» **Material provided**:
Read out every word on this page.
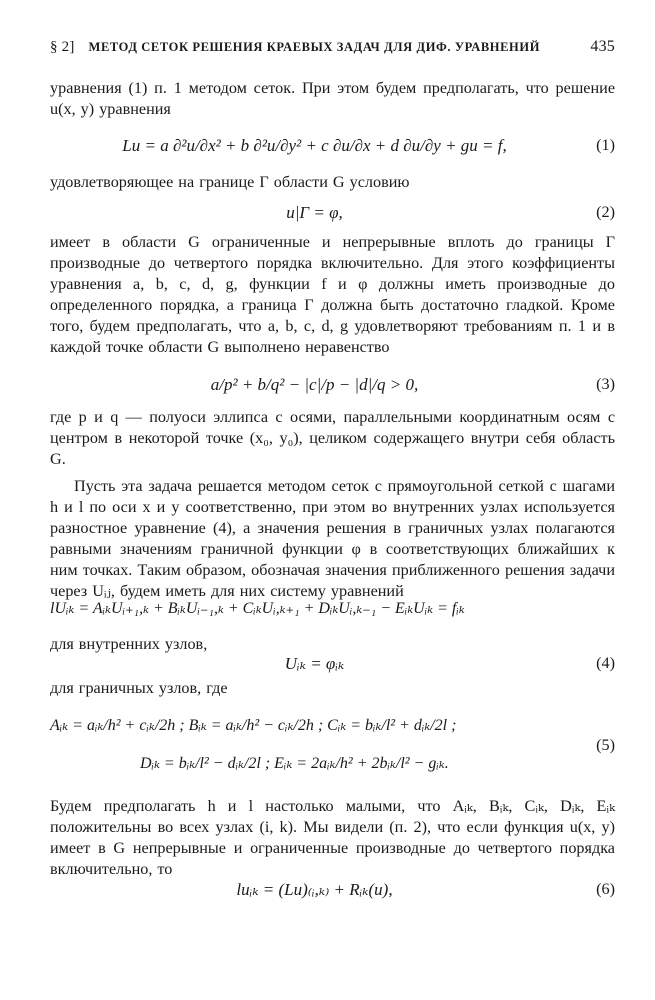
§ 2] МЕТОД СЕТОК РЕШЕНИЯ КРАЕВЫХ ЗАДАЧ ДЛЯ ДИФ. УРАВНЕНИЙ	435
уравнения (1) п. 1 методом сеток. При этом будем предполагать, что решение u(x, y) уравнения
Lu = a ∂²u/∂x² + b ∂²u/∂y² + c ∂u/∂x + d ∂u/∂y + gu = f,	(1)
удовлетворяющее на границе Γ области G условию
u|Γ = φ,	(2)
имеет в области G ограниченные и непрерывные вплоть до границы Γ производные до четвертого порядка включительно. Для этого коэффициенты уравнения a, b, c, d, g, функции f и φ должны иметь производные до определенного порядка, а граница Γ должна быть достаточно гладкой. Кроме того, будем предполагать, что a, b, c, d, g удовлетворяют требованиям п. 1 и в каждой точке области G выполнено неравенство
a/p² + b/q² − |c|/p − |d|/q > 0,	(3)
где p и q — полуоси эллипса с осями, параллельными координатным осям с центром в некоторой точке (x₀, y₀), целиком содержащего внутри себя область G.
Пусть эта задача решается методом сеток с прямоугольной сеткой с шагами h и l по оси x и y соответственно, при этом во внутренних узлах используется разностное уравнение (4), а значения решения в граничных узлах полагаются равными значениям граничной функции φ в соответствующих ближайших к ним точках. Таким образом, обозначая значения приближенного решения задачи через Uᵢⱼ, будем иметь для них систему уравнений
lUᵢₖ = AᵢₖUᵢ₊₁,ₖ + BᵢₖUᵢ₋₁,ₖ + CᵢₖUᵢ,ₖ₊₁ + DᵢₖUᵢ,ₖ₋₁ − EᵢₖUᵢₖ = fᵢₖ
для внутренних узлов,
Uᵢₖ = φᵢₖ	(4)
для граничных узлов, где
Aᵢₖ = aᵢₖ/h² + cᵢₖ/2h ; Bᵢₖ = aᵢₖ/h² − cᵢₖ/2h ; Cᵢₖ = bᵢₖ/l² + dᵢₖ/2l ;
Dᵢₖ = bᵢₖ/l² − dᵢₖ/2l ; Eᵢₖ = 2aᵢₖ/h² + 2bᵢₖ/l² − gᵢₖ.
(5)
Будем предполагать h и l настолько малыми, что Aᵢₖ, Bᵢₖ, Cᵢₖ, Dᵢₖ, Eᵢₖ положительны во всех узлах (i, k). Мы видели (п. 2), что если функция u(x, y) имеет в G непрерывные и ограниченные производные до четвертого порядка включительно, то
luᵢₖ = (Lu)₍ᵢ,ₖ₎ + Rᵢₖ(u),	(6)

--

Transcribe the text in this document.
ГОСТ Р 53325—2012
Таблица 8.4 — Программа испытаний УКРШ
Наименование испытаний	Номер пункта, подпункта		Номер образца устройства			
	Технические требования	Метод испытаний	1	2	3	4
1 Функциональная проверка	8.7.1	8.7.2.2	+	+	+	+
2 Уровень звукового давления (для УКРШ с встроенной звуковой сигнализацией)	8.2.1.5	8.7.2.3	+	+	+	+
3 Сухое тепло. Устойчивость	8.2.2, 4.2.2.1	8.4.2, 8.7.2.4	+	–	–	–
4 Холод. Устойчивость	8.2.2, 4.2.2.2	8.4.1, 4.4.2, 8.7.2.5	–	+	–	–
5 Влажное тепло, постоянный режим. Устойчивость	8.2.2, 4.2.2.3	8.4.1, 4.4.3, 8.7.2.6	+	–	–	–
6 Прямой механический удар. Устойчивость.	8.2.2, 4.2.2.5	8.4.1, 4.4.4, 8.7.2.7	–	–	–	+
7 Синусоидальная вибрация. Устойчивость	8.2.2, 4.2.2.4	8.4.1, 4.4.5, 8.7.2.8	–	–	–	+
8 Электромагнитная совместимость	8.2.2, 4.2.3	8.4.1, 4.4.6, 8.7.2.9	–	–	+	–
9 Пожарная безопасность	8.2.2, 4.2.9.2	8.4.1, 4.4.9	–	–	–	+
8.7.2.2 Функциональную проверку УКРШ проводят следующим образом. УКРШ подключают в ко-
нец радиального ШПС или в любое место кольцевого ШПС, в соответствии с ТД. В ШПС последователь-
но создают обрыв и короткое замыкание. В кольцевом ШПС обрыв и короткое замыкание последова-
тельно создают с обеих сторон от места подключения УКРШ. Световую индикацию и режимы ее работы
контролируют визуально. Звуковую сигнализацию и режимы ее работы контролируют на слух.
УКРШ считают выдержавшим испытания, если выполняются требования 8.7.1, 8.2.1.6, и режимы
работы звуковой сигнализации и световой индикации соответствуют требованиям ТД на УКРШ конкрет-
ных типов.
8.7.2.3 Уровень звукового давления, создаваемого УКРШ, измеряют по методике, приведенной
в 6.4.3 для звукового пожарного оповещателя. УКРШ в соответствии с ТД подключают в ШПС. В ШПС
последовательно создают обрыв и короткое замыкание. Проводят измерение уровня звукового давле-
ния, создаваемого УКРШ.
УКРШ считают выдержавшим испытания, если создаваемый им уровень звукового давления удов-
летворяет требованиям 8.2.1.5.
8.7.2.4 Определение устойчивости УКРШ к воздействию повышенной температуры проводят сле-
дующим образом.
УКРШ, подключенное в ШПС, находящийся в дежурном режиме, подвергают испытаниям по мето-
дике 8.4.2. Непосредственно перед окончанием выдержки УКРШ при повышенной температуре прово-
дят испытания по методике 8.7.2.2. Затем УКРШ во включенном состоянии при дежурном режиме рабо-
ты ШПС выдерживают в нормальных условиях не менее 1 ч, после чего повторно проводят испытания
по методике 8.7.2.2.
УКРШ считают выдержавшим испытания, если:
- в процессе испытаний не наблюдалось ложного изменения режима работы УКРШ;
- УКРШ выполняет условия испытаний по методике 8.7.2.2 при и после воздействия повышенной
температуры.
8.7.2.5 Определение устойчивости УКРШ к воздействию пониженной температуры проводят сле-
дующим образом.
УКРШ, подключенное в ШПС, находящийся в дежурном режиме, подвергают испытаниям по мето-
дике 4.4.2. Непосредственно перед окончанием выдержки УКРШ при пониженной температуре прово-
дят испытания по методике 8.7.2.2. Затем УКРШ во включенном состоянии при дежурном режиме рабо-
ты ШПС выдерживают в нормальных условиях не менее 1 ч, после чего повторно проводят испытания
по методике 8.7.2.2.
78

» **Task instructions**:
Copy each line from the records above that includes the string "замыкание".

» **Written response**:
но создают обрыв и короткое замыкание. В кольцевом ШПС обрыв и короткое замыкание последова-
последовательно создают обрыв и короткое замыкание. Проводят измерение уровня звукового давле-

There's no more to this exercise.